* The request *
Go through the lines below. Copy those with "приточной".

* Materials provided *
○ ○ ○

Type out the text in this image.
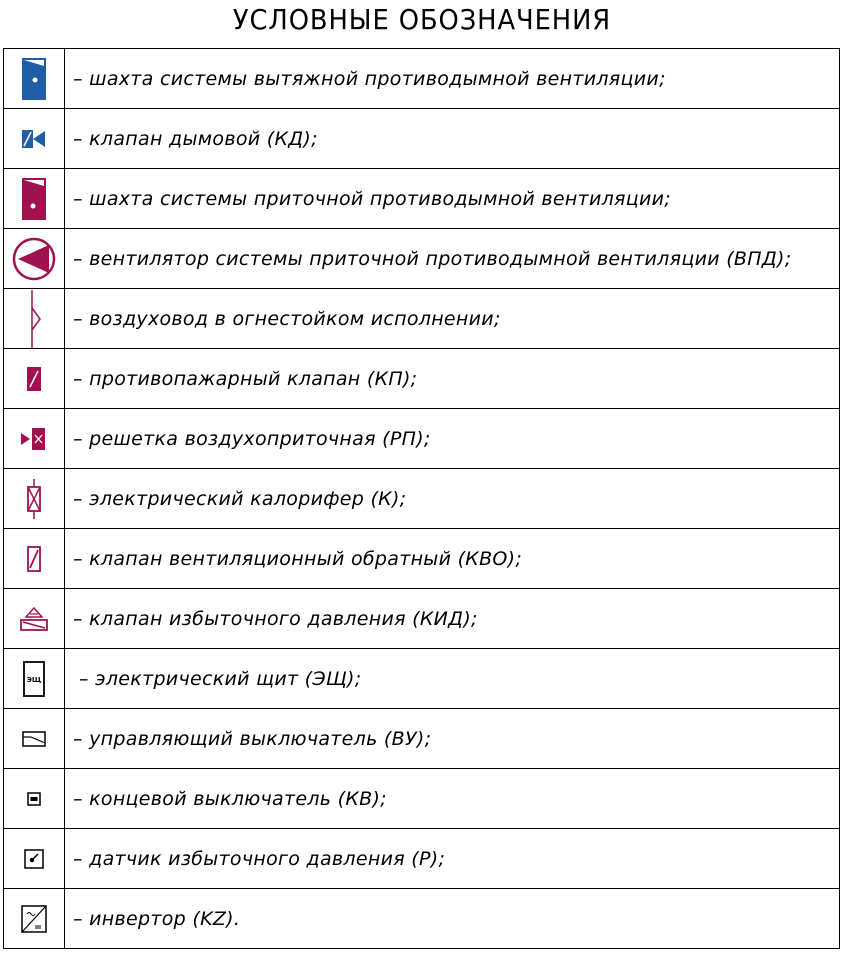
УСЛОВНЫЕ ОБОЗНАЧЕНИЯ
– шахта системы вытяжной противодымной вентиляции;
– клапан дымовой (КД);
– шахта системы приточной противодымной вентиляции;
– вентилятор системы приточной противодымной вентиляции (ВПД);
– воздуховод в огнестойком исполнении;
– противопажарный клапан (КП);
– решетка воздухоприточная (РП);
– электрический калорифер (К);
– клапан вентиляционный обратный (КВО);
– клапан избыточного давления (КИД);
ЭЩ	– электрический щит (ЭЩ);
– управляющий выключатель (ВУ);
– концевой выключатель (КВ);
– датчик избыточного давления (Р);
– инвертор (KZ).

○ ○ ○

* Solved exercise *
– шахта системы приточной противодымной вентиляции;
– вентилятор системы приточной противодымной вентиляции (ВПД);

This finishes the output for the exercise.